### EXERCISE DIRECTIONS
Gather the lines below that include the string "name", copying each in full.

══════════════════════════════

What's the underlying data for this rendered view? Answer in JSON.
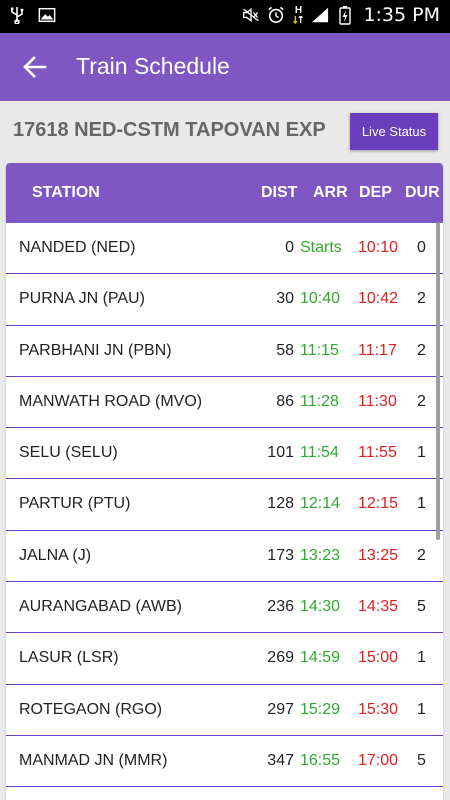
{
  "status_bar": {
    "time": "1:35 PM",
    "icons": [
      "usb-icon",
      "image-icon",
      "mute-icon",
      "alarm-icon",
      "data-arrows-icon",
      "signal-icon",
      "battery-charging-icon"
    ],
    "network_label": "H"
  },
  "app_bar": {
    "title": "Train Schedule",
    "back_icon": "back-arrow-icon"
  },
  "train": {
    "title": "17618  NED-CSTM TAPOVAN EXP",
    "live_status_label": "Live Status"
  },
  "table": {
    "headers": {
      "station": "STATION",
      "dist": "DIST",
      "arr": "ARR",
      "dep": "DEP",
      "dur": "DUR"
    },
    "rows": [
      {
        "station": "NANDED (NED)",
        "dist": "0",
        "arr": "Starts",
        "dep": "10:10",
        "dur": "0"
      },
      {
        "station": "PURNA JN (PAU)",
        "dist": "30",
        "arr": "10:40",
        "dep": "10:42",
        "dur": "2"
      },
      {
        "station": "PARBHANI JN (PBN)",
        "dist": "58",
        "arr": "11:15",
        "dep": "11:17",
        "dur": "2"
      },
      {
        "station": "MANWATH ROAD (MVO)",
        "dist": "86",
        "arr": "11:28",
        "dep": "11:30",
        "dur": "2"
      },
      {
        "station": "SELU (SELU)",
        "dist": "101",
        "arr": "11:54",
        "dep": "11:55",
        "dur": "1"
      },
      {
        "station": "PARTUR (PTU)",
        "dist": "128",
        "arr": "12:14",
        "dep": "12:15",
        "dur": "1"
      },
      {
        "station": "JALNA (J)",
        "dist": "173",
        "arr": "13:23",
        "dep": "13:25",
        "dur": "2"
      },
      {
        "station": "AURANGABAD (AWB)",
        "dist": "236",
        "arr": "14:30",
        "dep": "14:35",
        "dur": "5"
      },
      {
        "station": "LASUR (LSR)",
        "dist": "269",
        "arr": "14:59",
        "dep": "15:00",
        "dur": "1"
      },
      {
        "station": "ROTEGAON (RGO)",
        "dist": "297",
        "arr": "15:29",
        "dep": "15:30",
        "dur": "1"
      },
      {
        "station": "MANMAD JN (MMR)",
        "dist": "347",
        "arr": "16:55",
        "dep": "17:00",
        "dur": "5"
      }
    ]
  },
  "colors": {
    "accent": "#7e57c2",
    "button": "#6a3fbd",
    "arrival": "#2eaa2e",
    "departure": "#e02020"
  }
}
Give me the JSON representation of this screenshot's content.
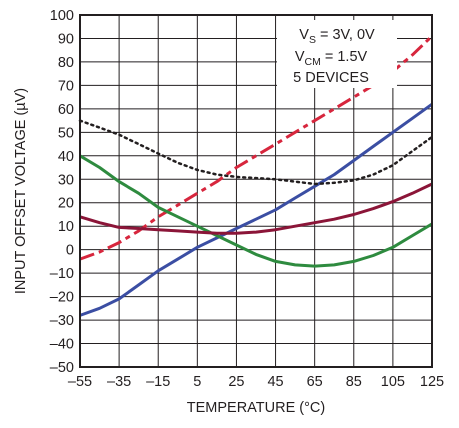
{
  "chart_data": {
    "type": "line",
    "xlabel": "TEMPERATURE (°C)",
    "ylabel": "INPUT OFFSET VOLTAGE (µV)",
    "xlim": [
      -55,
      125
    ],
    "ylim": [
      -50,
      100
    ],
    "x_ticks": [
      -55,
      -35,
      -15,
      5,
      25,
      45,
      65,
      85,
      105,
      125
    ],
    "x_tick_labels": [
      "–55",
      "–35",
      "–15",
      "5",
      "25",
      "45",
      "65",
      "85",
      "105",
      "125"
    ],
    "y_ticks": [
      -50,
      -40,
      -30,
      -20,
      -10,
      0,
      10,
      20,
      30,
      40,
      50,
      60,
      70,
      80,
      90,
      100
    ],
    "y_tick_labels": [
      "–50",
      "–40",
      "–30",
      "–20",
      "–10",
      "0",
      "10",
      "20",
      "30",
      "40",
      "50",
      "60",
      "70",
      "80",
      "90",
      "100"
    ],
    "grid": true,
    "annotation": {
      "line1_main": "V",
      "line1_sub": "S",
      "line1_rest": " = 3V, 0V",
      "line2_main": "V",
      "line2_sub": "CM",
      "line2_rest": " = 1.5V",
      "line3": "5 DEVICES"
    },
    "series": [
      {
        "color": "#d7263d",
        "style": "dashdot",
        "x": [
          -55,
          -45,
          -35,
          -25,
          -15,
          -5,
          5,
          15,
          25,
          35,
          45,
          55,
          65,
          75,
          85,
          95,
          105,
          115,
          125
        ],
        "y": [
          -4,
          -1,
          3,
          8,
          14,
          19,
          24,
          29,
          35,
          40,
          45,
          50,
          55,
          60,
          65,
          70,
          76,
          83,
          91
        ]
      },
      {
        "color": "#3b4ea3",
        "style": "solid",
        "x": [
          -55,
          -45,
          -35,
          -25,
          -15,
          -5,
          5,
          15,
          25,
          35,
          45,
          55,
          65,
          75,
          85,
          95,
          105,
          115,
          125
        ],
        "y": [
          -28,
          -25,
          -21,
          -15,
          -9,
          -4,
          1,
          5,
          9,
          13,
          17,
          22,
          27,
          32,
          38,
          44,
          50,
          56,
          62
        ]
      },
      {
        "color": "#231f20",
        "style": "dotted",
        "x": [
          -55,
          -45,
          -35,
          -25,
          -15,
          -5,
          5,
          15,
          25,
          35,
          45,
          55,
          65,
          75,
          85,
          95,
          105,
          115,
          125
        ],
        "y": [
          55,
          52,
          49,
          45,
          41,
          37,
          34,
          32,
          31,
          30.5,
          30,
          29,
          28,
          28.5,
          29.5,
          32,
          36,
          42,
          48
        ]
      },
      {
        "color": "#2e8b3f",
        "style": "solid",
        "x": [
          -55,
          -45,
          -35,
          -25,
          -15,
          -5,
          5,
          15,
          25,
          35,
          45,
          55,
          65,
          75,
          85,
          95,
          105,
          115,
          125
        ],
        "y": [
          40,
          35,
          29,
          24,
          18,
          14,
          10,
          6,
          2,
          -2,
          -5,
          -6.5,
          -7,
          -6.5,
          -5,
          -2.5,
          1,
          6,
          11
        ]
      },
      {
        "color": "#8b1538",
        "style": "solid",
        "x": [
          -55,
          -45,
          -35,
          -25,
          -15,
          -5,
          5,
          15,
          25,
          35,
          45,
          55,
          65,
          75,
          85,
          95,
          105,
          115,
          125
        ],
        "y": [
          14,
          11.5,
          9.5,
          9,
          8.5,
          8,
          7.5,
          7,
          7,
          7.5,
          8.5,
          10,
          11.5,
          13,
          15,
          17.5,
          20.5,
          24,
          28
        ]
      }
    ]
  }
}
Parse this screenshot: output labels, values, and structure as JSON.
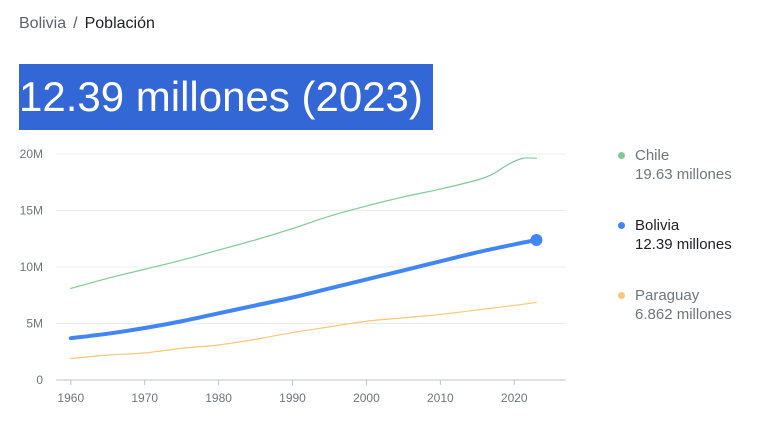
{
  "breadcrumb": {
    "parent": "Bolivia",
    "separator": "/",
    "current": "Población"
  },
  "headline": "12.39 millones (2023)",
  "legend": [
    {
      "name": "Chile",
      "value": "19.63 millones",
      "color": "#81c995",
      "state": "dim"
    },
    {
      "name": "Bolivia",
      "value": "12.39 millones",
      "color": "#4285f4",
      "state": "active"
    },
    {
      "name": "Paraguay",
      "value": "6.862 millones",
      "color": "#fbc774",
      "state": "dim"
    }
  ],
  "chart_data": {
    "type": "line",
    "title": "",
    "xlabel": "",
    "ylabel": "",
    "xlim": [
      1958,
      2027
    ],
    "ylim": [
      0,
      20
    ],
    "grid": true,
    "legend_position": "right",
    "x_ticks": [
      1960,
      1970,
      1980,
      1990,
      2000,
      2010,
      2020
    ],
    "x_tick_labels": [
      "1960",
      "1970",
      "1980",
      "1990",
      "2000",
      "2010",
      "2020"
    ],
    "y_ticks": [
      0,
      5,
      10,
      15,
      20
    ],
    "y_tick_labels": [
      "0",
      "5M",
      "10M",
      "15M",
      "20M"
    ],
    "highlight": {
      "series": "Bolivia",
      "x": 2023,
      "y": 12.39
    },
    "series": [
      {
        "name": "Chile",
        "color": "#81c995",
        "width": 1.2,
        "x": [
          1960,
          1965,
          1970,
          1975,
          1980,
          1985,
          1990,
          1995,
          2000,
          2005,
          2010,
          2015,
          2017,
          2019,
          2021,
          2023
        ],
        "values": [
          8.1,
          9.0,
          9.8,
          10.6,
          11.5,
          12.4,
          13.4,
          14.5,
          15.4,
          16.2,
          16.9,
          17.7,
          18.2,
          19.0,
          19.6,
          19.63
        ]
      },
      {
        "name": "Bolivia",
        "color": "#4285f4",
        "width": 4,
        "x": [
          1960,
          1965,
          1970,
          1975,
          1980,
          1985,
          1990,
          1995,
          2000,
          2005,
          2010,
          2015,
          2020,
          2023
        ],
        "values": [
          3.7,
          4.1,
          4.6,
          5.2,
          5.9,
          6.6,
          7.3,
          8.1,
          8.9,
          9.7,
          10.5,
          11.3,
          12.0,
          12.39
        ]
      },
      {
        "name": "Paraguay",
        "color": "#fbc774",
        "width": 1.2,
        "x": [
          1960,
          1965,
          1970,
          1975,
          1980,
          1985,
          1990,
          1995,
          2000,
          2005,
          2010,
          2015,
          2020,
          2023
        ],
        "values": [
          1.9,
          2.2,
          2.4,
          2.8,
          3.1,
          3.6,
          4.2,
          4.7,
          5.2,
          5.5,
          5.8,
          6.2,
          6.6,
          6.862
        ]
      }
    ]
  }
}
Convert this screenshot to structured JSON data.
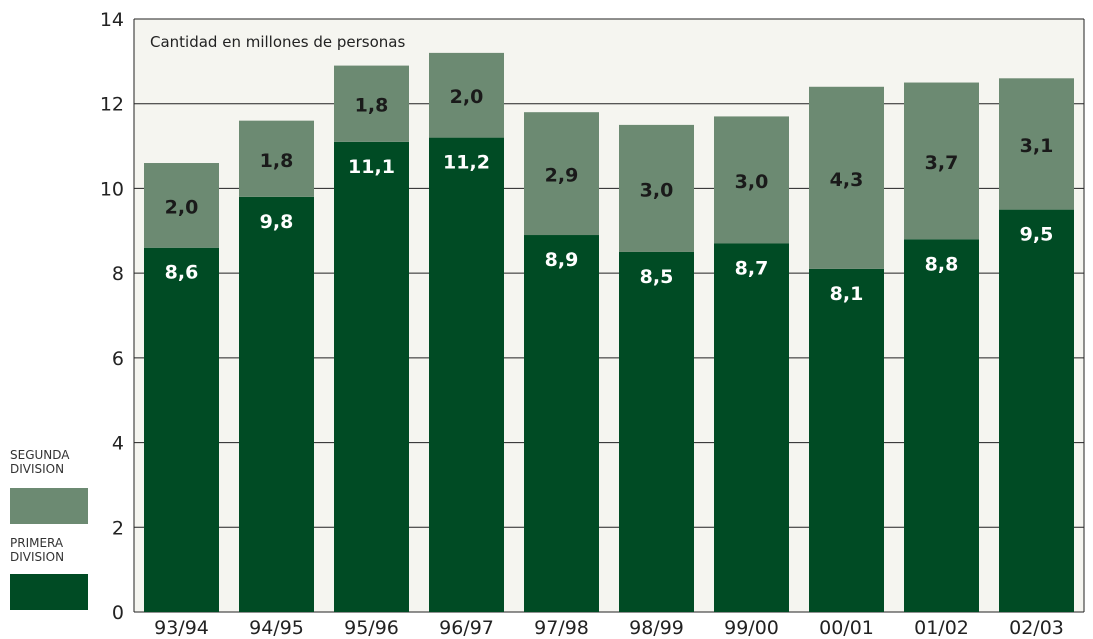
{
  "chart_data": {
    "type": "bar",
    "stacked": true,
    "subtitle": "Cantidad en millones de personas",
    "categories": [
      "93/94",
      "94/95",
      "95/96",
      "96/97",
      "97/98",
      "98/99",
      "99/00",
      "00/01",
      "01/02",
      "02/03"
    ],
    "series": [
      {
        "name": "PRIMERA DIVISION",
        "color": "#004b24",
        "values": [
          8.6,
          9.8,
          11.1,
          11.2,
          8.9,
          8.5,
          8.7,
          8.1,
          8.8,
          9.5
        ],
        "labels": [
          "8,6",
          "9,8",
          "11,1",
          "11,2",
          "8,9",
          "8,5",
          "8,7",
          "8,1",
          "8,8",
          "9,5"
        ]
      },
      {
        "name": "SEGUNDA DIVISION",
        "color": "#6c8a72",
        "values": [
          2.0,
          1.8,
          1.8,
          2.0,
          2.9,
          3.0,
          3.0,
          4.3,
          3.7,
          3.1
        ],
        "labels": [
          "2,0",
          "1,8",
          "1,8",
          "2,0",
          "2,9",
          "3,0",
          "3,0",
          "4,3",
          "3,7",
          "3,1"
        ]
      }
    ],
    "yticks": [
      "0",
      "2",
      "4",
      "6",
      "8",
      "10",
      "12",
      "14"
    ],
    "ylim": [
      0,
      14
    ],
    "grid": true,
    "plot_background": "#f5f5f0",
    "legend_position": "bottom-left"
  },
  "legend": {
    "segunda": "SEGUNDA\nDIVISION",
    "primera": "PRIMERA\nDIVISION"
  }
}
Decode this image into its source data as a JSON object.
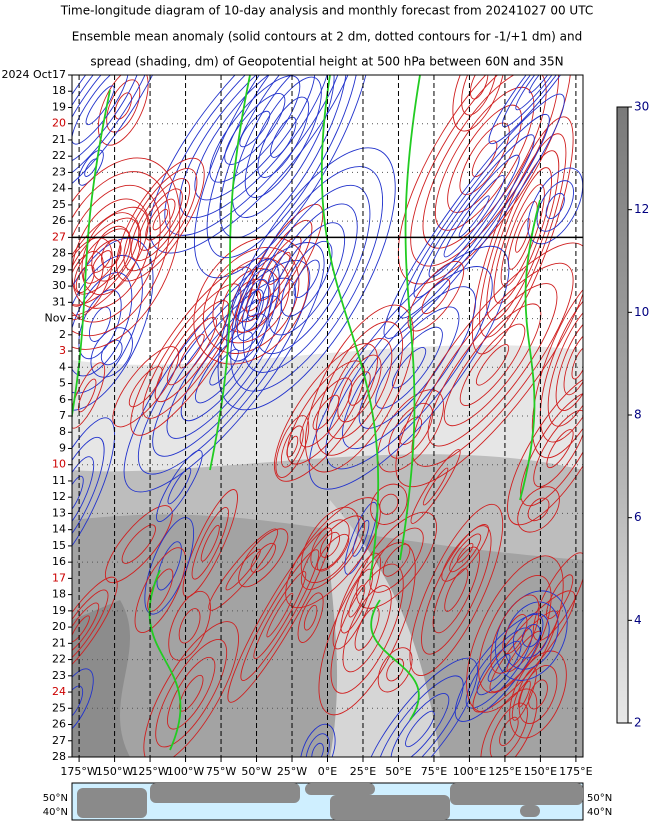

══════════════════════════════

### RESULT OF THIS TASK
      "name": "Chile",
      "name": "Bolivia",
      "name": "Paraguay",
        "name": "Chile",
        "name": "Bolivia",
        "name": "Paraguay",
        "name": "PRIMERA DIVISION",
        "name": "SEGUNDA DIVISION",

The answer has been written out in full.